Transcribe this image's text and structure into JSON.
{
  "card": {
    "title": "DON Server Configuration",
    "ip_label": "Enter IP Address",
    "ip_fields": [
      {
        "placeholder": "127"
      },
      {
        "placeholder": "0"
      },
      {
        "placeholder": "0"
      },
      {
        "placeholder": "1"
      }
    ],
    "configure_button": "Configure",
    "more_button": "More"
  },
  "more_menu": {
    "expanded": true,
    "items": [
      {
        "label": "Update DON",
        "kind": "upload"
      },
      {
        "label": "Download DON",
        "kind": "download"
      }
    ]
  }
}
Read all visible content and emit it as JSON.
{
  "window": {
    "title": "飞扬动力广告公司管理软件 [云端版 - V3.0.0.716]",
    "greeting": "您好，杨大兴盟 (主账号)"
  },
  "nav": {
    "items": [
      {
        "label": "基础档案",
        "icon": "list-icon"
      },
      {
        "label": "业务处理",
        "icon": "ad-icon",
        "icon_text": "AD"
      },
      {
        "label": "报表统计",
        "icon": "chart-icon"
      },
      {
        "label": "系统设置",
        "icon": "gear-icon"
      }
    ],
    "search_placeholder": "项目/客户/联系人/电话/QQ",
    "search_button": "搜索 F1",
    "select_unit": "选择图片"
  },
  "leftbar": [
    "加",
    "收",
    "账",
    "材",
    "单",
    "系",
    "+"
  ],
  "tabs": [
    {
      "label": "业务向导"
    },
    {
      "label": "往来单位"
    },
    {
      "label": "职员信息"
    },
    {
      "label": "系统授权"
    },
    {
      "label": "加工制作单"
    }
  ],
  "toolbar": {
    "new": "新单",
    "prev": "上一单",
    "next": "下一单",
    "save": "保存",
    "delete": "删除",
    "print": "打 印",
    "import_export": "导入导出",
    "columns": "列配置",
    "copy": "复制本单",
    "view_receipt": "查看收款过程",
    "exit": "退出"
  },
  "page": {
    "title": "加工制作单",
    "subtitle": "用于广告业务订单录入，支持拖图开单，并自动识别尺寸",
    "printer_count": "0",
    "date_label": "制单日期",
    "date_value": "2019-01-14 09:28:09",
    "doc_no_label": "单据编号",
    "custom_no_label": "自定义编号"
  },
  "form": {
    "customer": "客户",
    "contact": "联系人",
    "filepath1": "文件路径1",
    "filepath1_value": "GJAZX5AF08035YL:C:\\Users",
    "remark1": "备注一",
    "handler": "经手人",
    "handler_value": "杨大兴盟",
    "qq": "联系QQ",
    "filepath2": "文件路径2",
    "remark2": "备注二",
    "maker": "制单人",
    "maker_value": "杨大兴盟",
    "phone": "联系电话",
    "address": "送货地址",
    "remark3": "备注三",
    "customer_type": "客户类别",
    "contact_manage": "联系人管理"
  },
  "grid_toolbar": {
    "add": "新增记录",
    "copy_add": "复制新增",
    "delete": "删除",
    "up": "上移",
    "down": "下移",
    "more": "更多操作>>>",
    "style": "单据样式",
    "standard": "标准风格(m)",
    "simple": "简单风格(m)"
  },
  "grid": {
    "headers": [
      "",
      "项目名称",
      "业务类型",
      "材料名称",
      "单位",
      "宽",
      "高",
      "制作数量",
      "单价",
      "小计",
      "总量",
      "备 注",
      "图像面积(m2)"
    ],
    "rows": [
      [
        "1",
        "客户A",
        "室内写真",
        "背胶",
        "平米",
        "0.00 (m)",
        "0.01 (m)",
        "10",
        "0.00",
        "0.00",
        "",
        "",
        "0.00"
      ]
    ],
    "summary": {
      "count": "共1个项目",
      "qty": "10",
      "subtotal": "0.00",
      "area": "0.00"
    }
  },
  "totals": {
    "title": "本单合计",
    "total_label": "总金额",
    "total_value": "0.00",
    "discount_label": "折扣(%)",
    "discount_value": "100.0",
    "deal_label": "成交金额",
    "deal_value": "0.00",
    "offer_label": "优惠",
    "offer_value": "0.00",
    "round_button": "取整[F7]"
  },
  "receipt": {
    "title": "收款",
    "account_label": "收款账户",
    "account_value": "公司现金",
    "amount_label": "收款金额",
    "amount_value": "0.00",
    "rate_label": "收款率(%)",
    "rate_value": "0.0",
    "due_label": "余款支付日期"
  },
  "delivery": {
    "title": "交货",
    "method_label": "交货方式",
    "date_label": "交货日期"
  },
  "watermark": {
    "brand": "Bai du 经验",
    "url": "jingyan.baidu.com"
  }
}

---

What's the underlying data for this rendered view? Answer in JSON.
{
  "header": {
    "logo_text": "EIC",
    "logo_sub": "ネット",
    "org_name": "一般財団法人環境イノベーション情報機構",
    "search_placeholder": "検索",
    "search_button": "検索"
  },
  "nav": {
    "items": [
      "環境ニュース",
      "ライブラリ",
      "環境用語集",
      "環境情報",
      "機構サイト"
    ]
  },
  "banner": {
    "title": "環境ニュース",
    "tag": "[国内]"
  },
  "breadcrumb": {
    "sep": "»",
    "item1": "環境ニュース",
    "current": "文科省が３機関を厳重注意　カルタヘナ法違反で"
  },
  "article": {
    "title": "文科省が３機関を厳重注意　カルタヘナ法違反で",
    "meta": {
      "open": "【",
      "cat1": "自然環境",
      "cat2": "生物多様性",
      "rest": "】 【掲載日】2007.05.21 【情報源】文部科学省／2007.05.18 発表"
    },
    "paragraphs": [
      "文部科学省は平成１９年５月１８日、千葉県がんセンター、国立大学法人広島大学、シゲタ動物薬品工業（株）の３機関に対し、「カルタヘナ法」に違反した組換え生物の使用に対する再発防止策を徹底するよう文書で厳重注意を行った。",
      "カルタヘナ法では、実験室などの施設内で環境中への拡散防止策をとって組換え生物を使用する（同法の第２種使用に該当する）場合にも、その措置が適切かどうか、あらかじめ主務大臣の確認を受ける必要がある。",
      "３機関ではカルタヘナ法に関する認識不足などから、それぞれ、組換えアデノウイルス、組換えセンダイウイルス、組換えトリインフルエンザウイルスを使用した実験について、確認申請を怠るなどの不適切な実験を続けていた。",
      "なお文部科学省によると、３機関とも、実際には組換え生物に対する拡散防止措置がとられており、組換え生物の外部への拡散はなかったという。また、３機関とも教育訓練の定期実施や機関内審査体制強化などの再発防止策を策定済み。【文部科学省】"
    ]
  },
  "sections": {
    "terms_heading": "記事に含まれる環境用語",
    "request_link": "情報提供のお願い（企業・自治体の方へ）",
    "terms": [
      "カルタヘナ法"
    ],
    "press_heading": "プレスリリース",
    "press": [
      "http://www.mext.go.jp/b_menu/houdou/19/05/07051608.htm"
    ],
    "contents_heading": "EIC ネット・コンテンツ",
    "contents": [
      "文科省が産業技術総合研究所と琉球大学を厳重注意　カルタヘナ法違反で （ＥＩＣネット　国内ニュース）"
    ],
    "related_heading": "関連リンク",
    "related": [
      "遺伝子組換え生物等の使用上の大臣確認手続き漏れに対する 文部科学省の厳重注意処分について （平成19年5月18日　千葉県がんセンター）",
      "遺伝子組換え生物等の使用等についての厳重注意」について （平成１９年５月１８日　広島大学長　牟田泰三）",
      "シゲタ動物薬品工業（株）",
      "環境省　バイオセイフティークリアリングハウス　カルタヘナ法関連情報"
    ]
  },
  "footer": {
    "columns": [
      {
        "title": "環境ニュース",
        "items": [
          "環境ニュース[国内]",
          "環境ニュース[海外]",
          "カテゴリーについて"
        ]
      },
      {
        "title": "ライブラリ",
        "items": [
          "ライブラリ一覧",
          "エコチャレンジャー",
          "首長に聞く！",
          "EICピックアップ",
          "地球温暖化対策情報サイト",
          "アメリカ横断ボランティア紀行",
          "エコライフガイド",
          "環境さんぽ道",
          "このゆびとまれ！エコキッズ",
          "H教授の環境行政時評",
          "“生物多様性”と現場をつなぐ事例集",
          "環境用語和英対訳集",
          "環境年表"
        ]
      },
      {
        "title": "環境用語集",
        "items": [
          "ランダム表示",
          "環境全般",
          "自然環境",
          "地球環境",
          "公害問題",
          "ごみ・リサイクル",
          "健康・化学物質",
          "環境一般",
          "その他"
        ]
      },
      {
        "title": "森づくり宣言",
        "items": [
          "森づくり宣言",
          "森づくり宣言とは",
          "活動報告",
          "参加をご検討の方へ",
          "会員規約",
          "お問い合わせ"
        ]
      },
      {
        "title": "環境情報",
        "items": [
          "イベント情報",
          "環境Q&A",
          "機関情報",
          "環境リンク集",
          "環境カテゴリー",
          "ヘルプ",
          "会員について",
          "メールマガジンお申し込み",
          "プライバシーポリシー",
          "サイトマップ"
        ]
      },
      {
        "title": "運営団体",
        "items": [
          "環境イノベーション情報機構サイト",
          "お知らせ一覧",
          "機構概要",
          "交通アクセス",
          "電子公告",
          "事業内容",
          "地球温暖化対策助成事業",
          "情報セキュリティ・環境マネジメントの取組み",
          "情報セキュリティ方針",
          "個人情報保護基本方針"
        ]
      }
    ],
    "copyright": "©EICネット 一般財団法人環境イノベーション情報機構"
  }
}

#### What the task asks
Copy out each line of the records that holds the string "this".

#### Task result
Transcribe this image's text and structure into JSON.
What's the underlying data for this rendered view? Answer in JSON.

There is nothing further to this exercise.